WORK TO DO:
Below are records. Copy every line with "legend" in it.

(Items from a dataset)
>> begin

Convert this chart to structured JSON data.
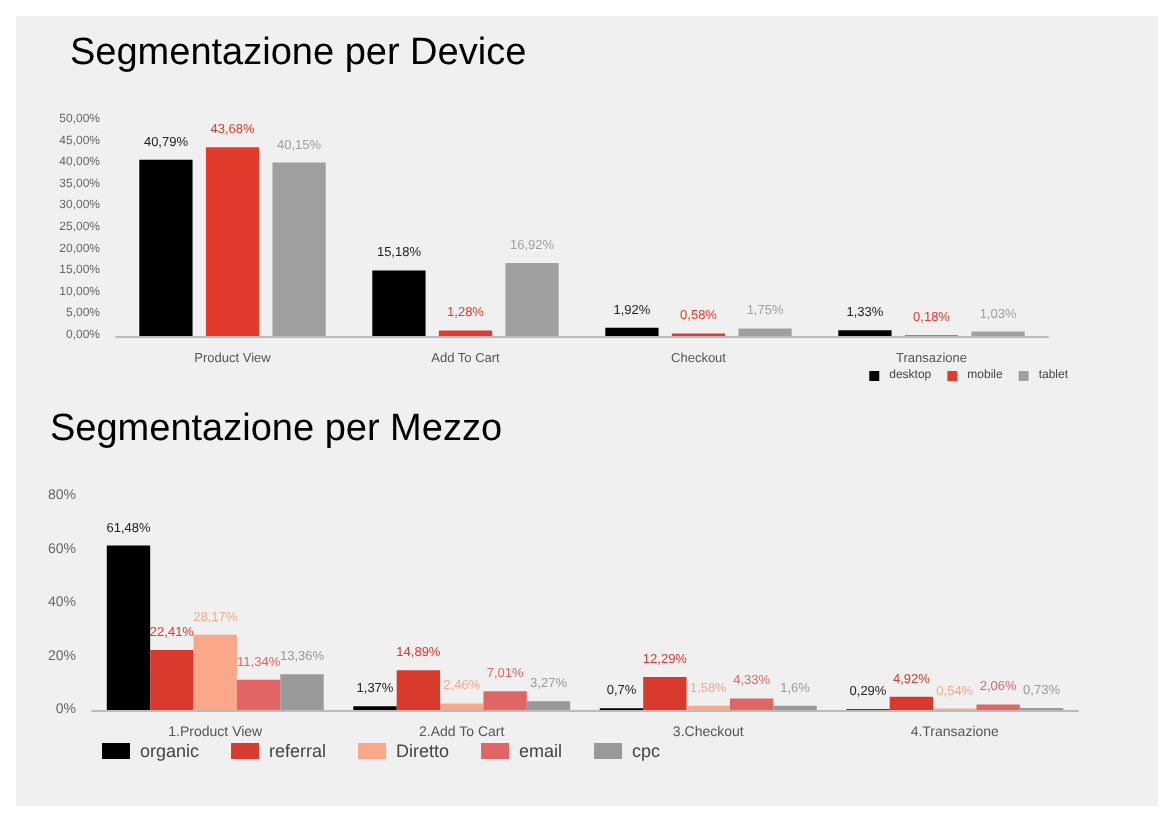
{
  "chart_data": [
    {
      "type": "bar",
      "title": "Segmentazione per Device",
      "categories": [
        "Product View",
        "Add To Cart",
        "Checkout",
        "Transazione"
      ],
      "series": [
        {
          "name": "desktop",
          "color": "#000000",
          "values": [
            40.79,
            15.18,
            1.92,
            1.33
          ],
          "value_labels": [
            "40,79%",
            "15,18%",
            "1,92%",
            "1,33%"
          ]
        },
        {
          "name": "mobile",
          "color": "#e23b2e",
          "values": [
            43.68,
            1.28,
            0.58,
            0.18
          ],
          "value_labels": [
            "43,68%",
            "1,28%",
            "0,58%",
            "0,18%"
          ]
        },
        {
          "name": "tablet",
          "color": "#a0a0a0",
          "values": [
            40.15,
            16.92,
            1.75,
            1.03
          ],
          "value_labels": [
            "40,15%",
            "16,92%",
            "1,75%",
            "1,03%"
          ]
        }
      ],
      "ylim": [
        0,
        50
      ],
      "yticks": [
        {
          "value": 0,
          "label": "0,00%"
        },
        {
          "value": 5,
          "label": "5,00%"
        },
        {
          "value": 10,
          "label": "10,00%"
        },
        {
          "value": 15,
          "label": "15,00%"
        },
        {
          "value": 20,
          "label": "20,00%"
        },
        {
          "value": 25,
          "label": "25,00%"
        },
        {
          "value": 30,
          "label": "30,00%"
        },
        {
          "value": 35,
          "label": "35,00%"
        },
        {
          "value": 40,
          "label": "40,00%"
        },
        {
          "value": 45,
          "label": "45,00%"
        },
        {
          "value": 50,
          "label": "50,00%"
        }
      ],
      "grid": false,
      "legend": "bottom right"
    },
    {
      "type": "bar",
      "title": "Segmentazione per Mezzo",
      "categories": [
        "1.Product View",
        "2.Add To Cart",
        "3.Checkout",
        "4.Transazione"
      ],
      "series": [
        {
          "name": "organic",
          "color": "#000000",
          "values": [
            61.48,
            1.37,
            0.7,
            0.29
          ],
          "value_labels": [
            "61,48%",
            "1,37%",
            "0,7%",
            "0,29%"
          ]
        },
        {
          "name": "referral",
          "color": "#d93a2e",
          "values": [
            22.41,
            14.89,
            12.29,
            4.92
          ],
          "value_labels": [
            "22,41%",
            "14,89%",
            "12,29%",
            "4,92%"
          ]
        },
        {
          "name": "Diretto",
          "color": "#f9a98a",
          "values": [
            28.17,
            2.46,
            1.58,
            0.54
          ],
          "value_labels": [
            "28,17%",
            "2,46%",
            "1,58%",
            "0,54%"
          ]
        },
        {
          "name": "email",
          "color": "#e06666",
          "values": [
            11.34,
            7.01,
            4.33,
            2.06
          ],
          "value_labels": [
            "11,34%",
            "7,01%",
            "4,33%",
            "2,06%"
          ]
        },
        {
          "name": "cpc",
          "color": "#999999",
          "values": [
            13.36,
            3.27,
            1.6,
            0.73
          ],
          "value_labels": [
            "13,36%",
            "3,27%",
            "1,6%",
            "0,73%"
          ]
        }
      ],
      "ylim": [
        0,
        80
      ],
      "yticks": [
        {
          "value": 0,
          "label": "0%"
        },
        {
          "value": 20,
          "label": "20%"
        },
        {
          "value": 40,
          "label": "40%"
        },
        {
          "value": 60,
          "label": "60%"
        },
        {
          "value": 80,
          "label": "80%"
        }
      ],
      "grid": false,
      "legend": "bottom left"
    }
  ]
}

>> end

REPLY TO THE EXERCISE:
      "legend": "bottom right"
      "legend": "bottom left"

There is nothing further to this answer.